• Stated exercise:
In the material below, list every line carrying the string "from".

• Material for the task:
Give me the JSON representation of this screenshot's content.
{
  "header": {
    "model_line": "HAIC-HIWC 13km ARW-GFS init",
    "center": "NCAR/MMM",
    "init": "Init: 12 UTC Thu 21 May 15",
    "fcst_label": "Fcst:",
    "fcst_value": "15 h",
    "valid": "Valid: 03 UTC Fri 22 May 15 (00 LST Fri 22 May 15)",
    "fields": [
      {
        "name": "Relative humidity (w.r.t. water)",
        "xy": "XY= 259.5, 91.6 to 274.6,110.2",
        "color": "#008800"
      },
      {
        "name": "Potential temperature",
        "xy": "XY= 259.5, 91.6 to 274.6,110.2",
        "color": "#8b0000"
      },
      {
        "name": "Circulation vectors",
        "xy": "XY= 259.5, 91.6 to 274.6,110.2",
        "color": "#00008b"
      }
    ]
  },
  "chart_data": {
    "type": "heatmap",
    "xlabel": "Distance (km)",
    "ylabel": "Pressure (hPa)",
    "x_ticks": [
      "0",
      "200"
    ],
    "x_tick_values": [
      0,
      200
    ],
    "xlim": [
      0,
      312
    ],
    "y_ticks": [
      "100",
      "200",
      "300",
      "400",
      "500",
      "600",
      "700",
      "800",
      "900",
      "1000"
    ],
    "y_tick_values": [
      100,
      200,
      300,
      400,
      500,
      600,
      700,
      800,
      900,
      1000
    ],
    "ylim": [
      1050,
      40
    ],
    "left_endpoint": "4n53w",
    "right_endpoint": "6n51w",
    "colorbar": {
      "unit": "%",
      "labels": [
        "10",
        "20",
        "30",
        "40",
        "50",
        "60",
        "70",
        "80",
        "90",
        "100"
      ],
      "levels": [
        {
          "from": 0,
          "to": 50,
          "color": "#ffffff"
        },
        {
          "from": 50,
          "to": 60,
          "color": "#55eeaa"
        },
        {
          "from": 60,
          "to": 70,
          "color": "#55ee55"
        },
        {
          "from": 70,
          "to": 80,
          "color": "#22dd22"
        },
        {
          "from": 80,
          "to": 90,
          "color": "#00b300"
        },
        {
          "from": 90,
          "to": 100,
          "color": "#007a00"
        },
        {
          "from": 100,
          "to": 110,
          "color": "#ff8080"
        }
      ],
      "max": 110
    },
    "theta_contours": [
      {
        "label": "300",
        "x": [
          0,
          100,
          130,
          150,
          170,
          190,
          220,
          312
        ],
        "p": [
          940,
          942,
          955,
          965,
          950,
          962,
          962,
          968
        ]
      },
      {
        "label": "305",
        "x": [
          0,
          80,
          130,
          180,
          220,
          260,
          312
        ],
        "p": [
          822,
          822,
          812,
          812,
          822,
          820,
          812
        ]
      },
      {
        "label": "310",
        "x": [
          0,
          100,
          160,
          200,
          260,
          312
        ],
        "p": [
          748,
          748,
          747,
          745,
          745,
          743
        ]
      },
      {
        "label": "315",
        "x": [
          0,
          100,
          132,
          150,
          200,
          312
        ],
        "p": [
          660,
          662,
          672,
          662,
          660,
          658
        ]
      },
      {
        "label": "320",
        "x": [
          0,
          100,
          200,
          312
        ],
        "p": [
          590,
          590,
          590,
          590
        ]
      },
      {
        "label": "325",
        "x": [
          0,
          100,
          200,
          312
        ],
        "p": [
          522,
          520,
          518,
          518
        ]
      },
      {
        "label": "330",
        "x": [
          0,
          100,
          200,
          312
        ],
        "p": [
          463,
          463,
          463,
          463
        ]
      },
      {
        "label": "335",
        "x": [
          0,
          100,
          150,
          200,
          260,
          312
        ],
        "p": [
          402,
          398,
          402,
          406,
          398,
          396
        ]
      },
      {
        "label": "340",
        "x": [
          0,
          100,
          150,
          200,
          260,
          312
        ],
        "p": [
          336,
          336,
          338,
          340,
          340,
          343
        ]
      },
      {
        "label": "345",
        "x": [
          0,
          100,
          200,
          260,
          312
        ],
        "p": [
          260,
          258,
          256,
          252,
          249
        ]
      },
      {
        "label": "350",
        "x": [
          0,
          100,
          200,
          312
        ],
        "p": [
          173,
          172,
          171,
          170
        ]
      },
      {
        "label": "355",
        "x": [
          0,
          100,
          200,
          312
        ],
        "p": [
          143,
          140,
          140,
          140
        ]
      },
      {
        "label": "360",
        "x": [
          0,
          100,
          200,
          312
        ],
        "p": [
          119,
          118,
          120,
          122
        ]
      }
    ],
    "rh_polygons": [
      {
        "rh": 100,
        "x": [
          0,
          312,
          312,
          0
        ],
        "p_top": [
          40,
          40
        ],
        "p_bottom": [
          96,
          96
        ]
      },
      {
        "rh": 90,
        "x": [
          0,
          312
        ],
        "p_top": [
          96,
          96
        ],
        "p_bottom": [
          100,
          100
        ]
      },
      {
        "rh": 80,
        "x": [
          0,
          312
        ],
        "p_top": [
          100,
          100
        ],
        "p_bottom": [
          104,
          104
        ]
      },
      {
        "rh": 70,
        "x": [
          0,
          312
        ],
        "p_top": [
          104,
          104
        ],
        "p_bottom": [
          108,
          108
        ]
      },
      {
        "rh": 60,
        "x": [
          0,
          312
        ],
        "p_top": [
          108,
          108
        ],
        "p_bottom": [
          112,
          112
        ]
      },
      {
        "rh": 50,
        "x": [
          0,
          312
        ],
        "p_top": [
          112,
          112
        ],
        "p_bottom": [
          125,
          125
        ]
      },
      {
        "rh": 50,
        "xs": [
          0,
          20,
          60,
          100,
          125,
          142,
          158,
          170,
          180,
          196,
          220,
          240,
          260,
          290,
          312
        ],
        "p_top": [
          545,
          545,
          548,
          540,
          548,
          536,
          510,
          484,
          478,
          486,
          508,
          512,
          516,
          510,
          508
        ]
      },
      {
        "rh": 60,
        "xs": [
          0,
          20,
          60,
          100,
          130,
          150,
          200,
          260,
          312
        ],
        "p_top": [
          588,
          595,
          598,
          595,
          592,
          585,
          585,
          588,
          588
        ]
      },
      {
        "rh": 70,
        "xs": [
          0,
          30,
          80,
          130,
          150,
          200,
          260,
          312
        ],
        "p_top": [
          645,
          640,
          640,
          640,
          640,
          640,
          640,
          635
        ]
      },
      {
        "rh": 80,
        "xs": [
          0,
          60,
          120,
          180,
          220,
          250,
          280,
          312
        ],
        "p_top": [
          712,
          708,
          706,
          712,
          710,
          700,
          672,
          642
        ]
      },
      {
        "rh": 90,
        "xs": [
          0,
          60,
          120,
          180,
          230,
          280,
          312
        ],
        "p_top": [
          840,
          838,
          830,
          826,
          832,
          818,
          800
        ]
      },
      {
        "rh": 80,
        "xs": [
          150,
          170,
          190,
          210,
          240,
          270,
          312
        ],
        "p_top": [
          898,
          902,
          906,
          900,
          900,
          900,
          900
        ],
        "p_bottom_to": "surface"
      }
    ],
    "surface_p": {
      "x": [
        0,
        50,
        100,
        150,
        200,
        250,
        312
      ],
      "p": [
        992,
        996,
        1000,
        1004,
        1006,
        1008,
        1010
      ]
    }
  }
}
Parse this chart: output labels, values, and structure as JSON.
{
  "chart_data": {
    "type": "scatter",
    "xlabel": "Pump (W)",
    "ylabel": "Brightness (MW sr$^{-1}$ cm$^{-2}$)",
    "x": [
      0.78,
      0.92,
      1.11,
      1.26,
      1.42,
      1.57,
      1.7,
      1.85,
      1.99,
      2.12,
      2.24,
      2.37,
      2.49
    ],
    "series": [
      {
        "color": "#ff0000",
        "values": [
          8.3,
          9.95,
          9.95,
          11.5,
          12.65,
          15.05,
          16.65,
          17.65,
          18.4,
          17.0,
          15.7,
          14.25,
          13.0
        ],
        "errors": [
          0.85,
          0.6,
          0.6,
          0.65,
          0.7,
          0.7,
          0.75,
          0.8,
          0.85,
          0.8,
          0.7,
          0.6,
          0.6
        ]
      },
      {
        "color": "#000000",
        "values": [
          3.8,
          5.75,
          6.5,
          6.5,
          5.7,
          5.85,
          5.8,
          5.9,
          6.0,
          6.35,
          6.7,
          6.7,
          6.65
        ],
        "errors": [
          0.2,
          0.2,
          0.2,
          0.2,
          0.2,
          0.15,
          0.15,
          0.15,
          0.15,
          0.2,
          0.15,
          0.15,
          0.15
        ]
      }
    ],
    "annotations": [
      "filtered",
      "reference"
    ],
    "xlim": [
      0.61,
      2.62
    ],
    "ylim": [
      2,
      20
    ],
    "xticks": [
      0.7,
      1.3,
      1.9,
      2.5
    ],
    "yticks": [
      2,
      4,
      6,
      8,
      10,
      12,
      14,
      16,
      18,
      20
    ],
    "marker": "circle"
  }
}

• Solution for this exercise:
          "from": 0,
          "from": 50,
          "from": 60,
          "from": 70,
          "from": 80,
          "from": 90,
          "from": 100,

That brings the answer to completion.